==== Supplied text
GIGWA Example

Khaled Al-Shamaa

2024-09-18

QBMS

This R package assists breeders in linking data systems with their analytic pipelines, a crucial step in digitizing breeding processes. It supports querying and retrieving phenotypic and genotypic data from systems like EBS, BMS, BreedBase, and GIGWA (using BrAPI calls). Extra helper functions support environmental data sources, including TerraClimate and FAO HWSDv2 soil database.

GIGWA

GIGWA is a web-based tool which provides an easy and intuitive way to explore large amounts of genotyping data by filtering the latter based not only on variant features, including functional annotations, but also on genotype patterns. The data storage relies on MongoDB, which offers good scalability perspectives. GIGWA can handle multiple databases and may be deployed in either single or multi-user mode. Finally, it provides a wide range of popular export formats.

BrAPI

The Breeding API (BrAPI) project is an effort to enable interoperability among plant breeding databases. BrAPI is a standardized RESTful web service API specification for communicating plant breeding data. This community driven standard is free to be used by anyone interested in plant breeding data management.

Example

# load the QBMS library
library(QBMS)

# The public GIGWA testing server required no authentication. If your GIGWA server 
# requires authentication, then make sure that no_auth parameter value is FALSE
# IMPORTENT NOTE: QBMS required GIGWA version 2.4.1 or higher
set_qbms_config("https://gigwa.southgreen.fr/gigwa/", 
                time_out = 300, engine = "gigwa", no_auth = TRUE)

# If login is required, then you can use your GIGWA account (interactive mode)
# or pass your GIGWA username and password as parameters (batch mode)
# login_gigwa()
# login_gigwa("gigwadmin", "nimda")

# list existing databases in the current GIGWA server
gigwa_list_dbs()

# select a database by name
gigwa_set_db("Sorghum-JGI_v1")

# list all projects in the selected database
gigwa_list_projects()

# select a project by name
gigwa_set_project("Nelson_et_al_2011")

# list all runs in the selected project
gigwa_list_runs()

# select a specific run by name
gigwa_set_run("run1")

# get a list of all samples in the selected run
samples <- gigwa_get_samples()

# show the first 6 individuals on the list of samples
head(samples)

# query the variants (e.g., SNPs markers) in the selected run 
# that match the given criteria:
# - max_missing: maximum missing ratio (by sample) [0-1] (default is 1 for 100%) 
# - min_maf: minimum Minor Allele Frequency (MAF) [0-1] (default is 0 for 0%) 
# - start: start position of region (zero-based, inclusive) (e.g., 19750802)
# - end: end position of region (zero-based, exclusive) (e.g., 19850125)
# - referenceName: reference sequence name  (e.g., '6H' in the Barley LI-AM)
========
==== Data
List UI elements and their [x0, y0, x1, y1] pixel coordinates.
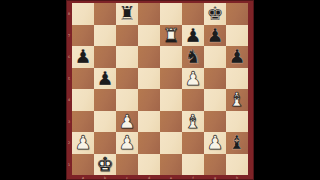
========
What to produce » Duplicate the stretch of the GIGWA example page starting at "This R package" and ending at "popular export formats.", keeping every character unchanged.

Written answer »
This R package assists breeders in linking data systems with their analytic pipelines, a crucial step in digitizing breeding processes. It supports querying and retrieving phenotypic and genotypic data from systems like EBS, BMS, BreedBase, and GIGWA (using BrAPI calls). Extra helper functions support environmental data sources, including TerraClimate and FAO HWSDv2 soil database.

GIGWA

GIGWA is a web-based tool which provides an easy and intuitive way to explore large amounts of genotyping data by filtering the latter based not only on variant features, including functional annotations, but also on genotype patterns. The data storage relies on MongoDB, which offers good scalability perspectives. GIGWA can handle multiple databases and may be deployed in either single or multi-user mode. Finally, it provides a wide range of popular export formats.